- Exercise directions -
Print the full listing exactly.
____
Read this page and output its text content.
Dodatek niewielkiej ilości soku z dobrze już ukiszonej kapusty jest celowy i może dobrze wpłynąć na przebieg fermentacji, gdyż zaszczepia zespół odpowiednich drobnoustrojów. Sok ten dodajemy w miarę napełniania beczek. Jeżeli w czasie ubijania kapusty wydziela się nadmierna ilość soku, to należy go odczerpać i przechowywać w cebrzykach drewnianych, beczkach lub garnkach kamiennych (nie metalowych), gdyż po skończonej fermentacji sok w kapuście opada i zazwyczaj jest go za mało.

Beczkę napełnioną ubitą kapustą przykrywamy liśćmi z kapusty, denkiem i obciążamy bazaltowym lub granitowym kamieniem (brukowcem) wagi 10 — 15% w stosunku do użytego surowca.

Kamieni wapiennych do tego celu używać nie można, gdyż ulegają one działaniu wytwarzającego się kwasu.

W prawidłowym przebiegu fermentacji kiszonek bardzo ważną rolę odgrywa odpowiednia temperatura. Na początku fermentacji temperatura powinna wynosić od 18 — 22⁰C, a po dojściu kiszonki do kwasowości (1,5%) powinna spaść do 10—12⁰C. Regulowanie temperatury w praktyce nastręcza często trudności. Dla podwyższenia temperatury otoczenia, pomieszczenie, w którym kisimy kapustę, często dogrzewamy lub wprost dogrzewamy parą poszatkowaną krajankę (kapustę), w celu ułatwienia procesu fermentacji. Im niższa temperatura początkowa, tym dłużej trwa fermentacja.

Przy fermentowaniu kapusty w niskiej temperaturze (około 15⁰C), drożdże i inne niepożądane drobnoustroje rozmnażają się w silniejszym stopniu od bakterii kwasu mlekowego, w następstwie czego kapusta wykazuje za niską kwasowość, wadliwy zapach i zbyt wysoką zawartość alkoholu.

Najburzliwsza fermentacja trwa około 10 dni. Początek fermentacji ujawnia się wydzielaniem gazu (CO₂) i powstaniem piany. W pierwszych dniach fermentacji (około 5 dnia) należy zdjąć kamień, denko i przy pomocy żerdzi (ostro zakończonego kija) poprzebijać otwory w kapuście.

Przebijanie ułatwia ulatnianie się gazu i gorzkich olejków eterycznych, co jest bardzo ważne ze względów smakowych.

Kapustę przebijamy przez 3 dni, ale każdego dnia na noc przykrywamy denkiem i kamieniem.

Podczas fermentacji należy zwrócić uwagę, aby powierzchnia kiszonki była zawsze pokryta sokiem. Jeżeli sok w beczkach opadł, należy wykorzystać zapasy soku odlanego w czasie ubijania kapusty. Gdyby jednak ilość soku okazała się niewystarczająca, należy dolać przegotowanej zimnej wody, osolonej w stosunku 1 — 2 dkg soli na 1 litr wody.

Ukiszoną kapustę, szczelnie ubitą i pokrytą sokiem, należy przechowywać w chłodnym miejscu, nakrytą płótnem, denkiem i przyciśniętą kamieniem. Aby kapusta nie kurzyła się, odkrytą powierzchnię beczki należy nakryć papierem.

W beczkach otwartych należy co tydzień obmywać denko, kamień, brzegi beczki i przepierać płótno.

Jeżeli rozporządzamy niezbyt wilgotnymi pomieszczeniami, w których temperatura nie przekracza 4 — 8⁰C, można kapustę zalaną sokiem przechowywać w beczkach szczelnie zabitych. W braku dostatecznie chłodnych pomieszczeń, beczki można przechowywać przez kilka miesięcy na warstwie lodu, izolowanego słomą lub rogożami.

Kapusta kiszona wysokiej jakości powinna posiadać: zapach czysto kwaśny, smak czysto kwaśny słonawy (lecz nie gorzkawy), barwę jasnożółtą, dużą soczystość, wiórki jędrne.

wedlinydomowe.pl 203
____
- Task solution -
Read this page and output its text content.
Dodatek niewielkiej ilości soku z dobrze już ukiszonej kapusty jest celowy i może dobrze wpłynąć na przebieg fermentacji, gdyż zaszczepia zespół odpowiednich drobnoustrojów. Sok ten dodajemy w miarę napełniania beczek. Jeżeli w czasie ubijania kapusty wydziela się nadmierna ilość soku, to należy go odczerpać i przechowywać w cebrzykach drewnianych, beczkach lub garnkach kamiennych (nie metalowych), gdyż po skończonej fermentacji sok w kapuście opada i zazwyczaj jest go za mało.

Beczkę napełnioną ubitą kapustą przykrywamy liśćmi z kapusty, denkiem i obciążamy bazaltowym lub granitowym kamieniem (brukowcem) wagi 10 — 15% w stosunku do użytego surowca.

Kamieni wapiennych do tego celu używać nie można, gdyż ulegają one działaniu wytwarzającego się kwasu.

W prawidłowym przebiegu fermentacji kiszonek bardzo ważną rolę odgrywa odpowiednia temperatura. Na początku fermentacji temperatura powinna wynosić od 18 — 22⁰C, a po dojściu kiszonki do kwasowości (1,5%) powinna spaść do 10—12⁰C. Regulowanie temperatury w praktyce nastręcza często trudności. Dla podwyższenia temperatury otoczenia, pomieszczenie, w którym kisimy kapustę, często dogrzewamy lub wprost dogrzewamy parą poszatkowaną krajankę (kapustę), w celu ułatwienia procesu fermentacji. Im niższa temperatura początkowa, tym dłużej trwa fermentacja.

Przy fermentowaniu kapusty w niskiej temperaturze (około 15⁰C), drożdże i inne niepożądane drobnoustroje rozmnażają się w silniejszym stopniu od bakterii kwasu mlekowego, w następstwie czego kapusta wykazuje za niską kwasowość, wadliwy zapach i zbyt wysoką zawartość alkoholu.

Najburzliwsza fermentacja trwa około 10 dni. Początek fermentacji ujawnia się wydzielaniem gazu (CO₂) i powstaniem piany. W pierwszych dniach fermentacji (około 5 dnia) należy zdjąć kamień, denko i przy pomocy żerdzi (ostro zakończonego kija) poprzebijać otwory w kapuście.

Przebijanie ułatwia ulatnianie się gazu i gorzkich olejków eterycznych, co jest bardzo ważne ze względów smakowych.

Kapustę przebijamy przez 3 dni, ale każdego dnia na noc przykrywamy denkiem i kamieniem.

Podczas fermentacji należy zwrócić uwagę, aby powierzchnia kiszonki była zawsze pokryta sokiem. Jeżeli sok w beczkach opadł, należy wykorzystać zapasy soku odlanego w czasie ubijania kapusty. Gdyby jednak ilość soku okazała się niewystarczająca, należy dolać przegotowanej zimnej wody, osolonej w stosunku 1 — 2 dkg soli na 1 litr wody.

Ukiszoną kapustę, szczelnie ubitą i pokrytą sokiem, należy przechowywać w chłodnym miejscu, nakrytą płótnem, denkiem i przyciśniętą kamieniem. Aby kapusta nie kurzyła się, odkrytą powierzchnię beczki należy nakryć papierem.

W beczkach otwartych należy co tydzień obmywać denko, kamień, brzegi beczki i przepierać płótno.

Jeżeli rozporządzamy niezbyt wilgotnymi pomieszczeniami, w których temperatura nie przekracza 4 — 8⁰C, można kapustę zalaną sokiem przechowywać w beczkach szczelnie zabitych. W braku dostatecznie chłodnych pomieszczeń, beczki można przechowywać przez kilka miesięcy na warstwie lodu, izolowanego słomą lub rogożami.

Kapusta kiszona wysokiej jakości powinna posiadać: zapach czysto kwaśny, smak czysto kwaśny słonawy (lecz nie gorzkawy), barwę jasnożółtą, dużą soczystość, wiórki jędrne.

wedlinydomowe.pl 203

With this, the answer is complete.